Citation : 2009 Latest Caselaw 1095 Del
Judgement Date : 1 April, 2009
* THE HIGH COURT OF DELHI AT NEW DELHI
% Judgment delivered on : 01.04.2009
ITA No. 192/2009
YUM! RESTAURANTS (INDIA) PRIVATE
LIMITED ..... Appellant
versus
COMMISSIONER OF INCOME TAX ..... Respondent
Advocates who appeared in this case:
For the Appellant : Mr C.S. Aggarwal, Sr. Advocate with Mr Prakash Kumar, Advocate For the Respondent : Ms Prem Lata Bansal, Mr Mohan Prasad Gupta & Mr Sanjeev Rajpal, Advocates
CORAM :-
HON'BLE MR JUSTICE VIKRAMAJIT SEN
HON'BLE MR JUSTICE RAJIV SHAKDHER
1. Whether the Reporters of local papers may
be allowed to see the judgment ? Yes
2. To be referred to Reporters or not ? Yes
3. Whether the judgment should be reported Yes
in the Digest ?
RAJIV SHAKDHER, J
1. This is an appeal preferred by the assessee-company under
Section 260A of the Income Tax Act, 1961 (hereinafter referred to as
the „Act‟) against the judgment dated 31.01.2008 passed by the
Income Tax Appellate Tribunal (hereinafter referred to as the
„Tribunal‟) in ITA No. 3234/Del/2005 pertaining to assessment year
2001-02.
2. The assessee-company is aggrieved by the disallowance of a
sum of Rs 27,61,882/- on account of accrued marketing expenditure,
which is in the nature of, incentive paid by the assessee-company to
its franchisee calculated at 2% of the sales made by the franchisee
for the period December, 2000 to March, 2001.

### Entries supplied
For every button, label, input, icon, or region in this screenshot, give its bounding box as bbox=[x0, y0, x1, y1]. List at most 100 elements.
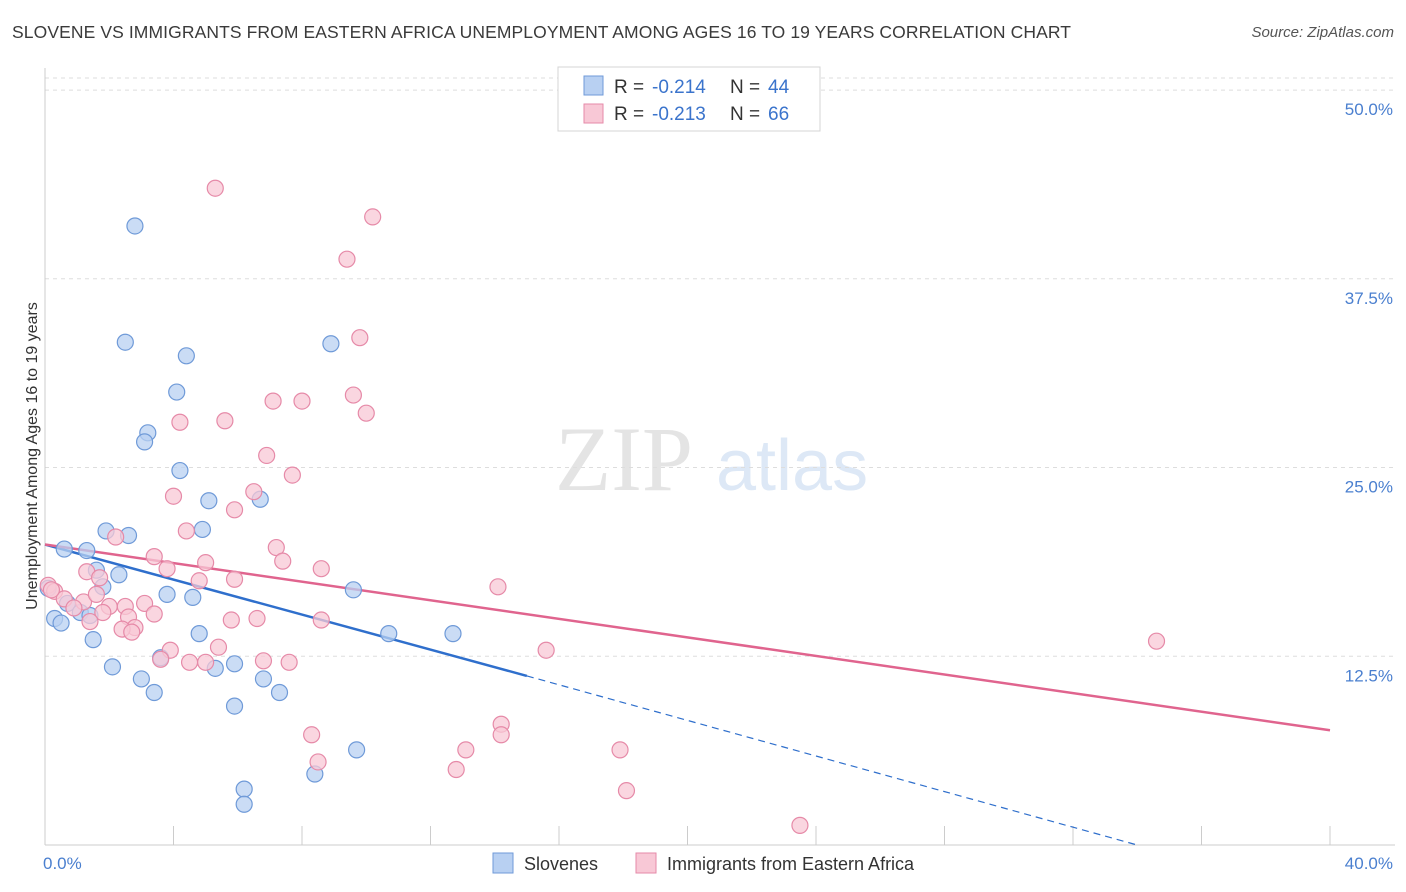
point-immigrants bbox=[94, 603, 112, 622]
point-slovenes bbox=[184, 588, 202, 606]
point-immigrants bbox=[164, 487, 183, 505]
point-slovenes bbox=[254, 670, 273, 688]
point-immigrants bbox=[81, 612, 99, 631]
point-immigrants bbox=[91, 569, 109, 587]
point-immigrants bbox=[312, 560, 330, 578]
point-immigrants bbox=[42, 581, 61, 599]
point-immigrants bbox=[611, 741, 629, 759]
point-immigrants bbox=[489, 578, 507, 596]
point-immigrants bbox=[145, 605, 163, 623]
point-immigrants bbox=[280, 653, 298, 671]
point-immigrants bbox=[293, 392, 311, 410]
point-immigrants bbox=[254, 652, 273, 670]
point-immigrants bbox=[357, 404, 375, 422]
data-points bbox=[39, 179, 1166, 834]
x-tick-label-min: 0.0% bbox=[43, 854, 82, 873]
point-slovenes bbox=[158, 585, 176, 603]
point-immigrants bbox=[248, 609, 266, 628]
point-immigrants bbox=[107, 528, 125, 546]
point-slovenes bbox=[190, 625, 208, 643]
point-slovenes bbox=[225, 697, 244, 715]
point-slovenes bbox=[235, 780, 253, 798]
point-immigrants bbox=[447, 760, 465, 779]
trendline-immigrants bbox=[44, 543, 1331, 732]
point-immigrants bbox=[152, 650, 170, 668]
y-tick-label: 25.0% bbox=[1345, 478, 1393, 497]
point-immigrants bbox=[537, 641, 555, 659]
point-immigrants bbox=[65, 599, 83, 617]
legend-box: R = -0.214 N = 44 R = -0.213 N = 66 bbox=[557, 66, 821, 132]
trendline-slovenes bbox=[44, 543, 528, 678]
point-immigrants bbox=[1147, 632, 1166, 650]
point-slovenes bbox=[235, 795, 253, 813]
point-slovenes bbox=[126, 217, 144, 235]
point-immigrants bbox=[312, 611, 330, 629]
legend-n-label-immigrants: N = bbox=[730, 104, 760, 125]
point-immigrants bbox=[457, 741, 475, 759]
legend-swatch-immigrants bbox=[583, 103, 604, 124]
point-immigrants bbox=[190, 572, 208, 590]
point-slovenes bbox=[348, 741, 366, 759]
watermark-atlas: atlas bbox=[716, 426, 868, 506]
legend-n-value-immigrants: 66 bbox=[768, 104, 789, 125]
point-slovenes bbox=[225, 655, 244, 673]
trendline-slovenes-extension bbox=[526, 675, 1138, 846]
y-tick-label: 50.0% bbox=[1345, 100, 1393, 119]
point-immigrants bbox=[135, 594, 154, 613]
point-slovenes bbox=[380, 625, 398, 643]
point-slovenes bbox=[132, 670, 150, 688]
point-immigrants bbox=[364, 208, 382, 226]
legend-r-value-immigrants: -0.213 bbox=[652, 104, 706, 125]
point-immigrants bbox=[171, 413, 189, 431]
point-slovenes bbox=[322, 335, 340, 353]
bottom-legend: Slovenes Immigrants from Eastern Africa bbox=[492, 852, 915, 874]
point-immigrants bbox=[222, 611, 240, 629]
point-immigrants bbox=[274, 552, 292, 570]
source-credit: Source: ZipAtlas.com bbox=[1251, 24, 1394, 41]
point-immigrants bbox=[245, 483, 263, 501]
point-slovenes bbox=[103, 658, 122, 676]
point-immigrants bbox=[180, 653, 199, 671]
legend-n-label-slovenes: N = bbox=[730, 77, 760, 98]
point-immigrants bbox=[225, 501, 244, 519]
y-tick-label: 37.5% bbox=[1345, 289, 1393, 308]
point-slovenes bbox=[78, 541, 96, 560]
gridlines bbox=[45, 77, 1395, 657]
point-immigrants bbox=[206, 179, 224, 197]
point-slovenes bbox=[84, 631, 102, 649]
legend-n-value-slovenes: 44 bbox=[768, 77, 790, 98]
y-tick-labels: 12.5% 25.0% 37.5% 50.0% bbox=[1345, 100, 1393, 685]
point-slovenes bbox=[145, 683, 163, 702]
point-slovenes bbox=[110, 566, 128, 584]
legend-r-value-slovenes: -0.214 bbox=[652, 77, 706, 98]
point-slovenes bbox=[116, 333, 134, 351]
point-immigrants bbox=[351, 329, 369, 347]
point-immigrants bbox=[264, 392, 282, 410]
point-slovenes bbox=[135, 433, 154, 451]
point-immigrants bbox=[225, 570, 244, 588]
point-slovenes bbox=[344, 581, 362, 599]
point-slovenes bbox=[55, 540, 73, 558]
point-immigrants bbox=[177, 522, 195, 540]
point-slovenes bbox=[444, 625, 462, 643]
point-immigrants bbox=[283, 466, 301, 484]
x-tick-label-max: 40.0% bbox=[1345, 854, 1393, 873]
point-slovenes bbox=[171, 461, 189, 480]
point-immigrants bbox=[338, 250, 356, 268]
point-immigrants bbox=[344, 386, 362, 404]
legend-r-label-slovenes: R = bbox=[614, 77, 644, 98]
y-axis-label: Unemployment Among Ages 16 to 19 years bbox=[24, 302, 41, 610]
point-immigrants bbox=[791, 816, 809, 834]
point-immigrants bbox=[216, 412, 234, 430]
point-immigrants bbox=[197, 554, 215, 572]
legend-r-label-immigrants: R = bbox=[614, 104, 644, 125]
axes bbox=[44, 68, 1395, 846]
x-tick-labels: 0.0% 40.0% bbox=[43, 854, 1393, 873]
point-slovenes bbox=[200, 492, 218, 510]
y-tick-label: 12.5% bbox=[1345, 666, 1393, 685]
point-slovenes bbox=[177, 347, 195, 365]
point-immigrants bbox=[123, 623, 141, 641]
trendlines bbox=[44, 543, 1331, 846]
legend-swatch-slovenes bbox=[583, 75, 604, 96]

### What you will do
Retype the stretch of the Delhi High Court judgment from "2. The assessee-company" through "to March, 2001." without any changes.

### Response to the exercise
2. The assessee-company is aggrieved by the disallowance of a
sum of Rs 27,61,882/- on account of accrued marketing expenditure,
which is in the nature of, incentive paid by the assessee-company to
its franchisee calculated at 2% of the sales made by the franchisee
for the period December, 2000 to March, 2001.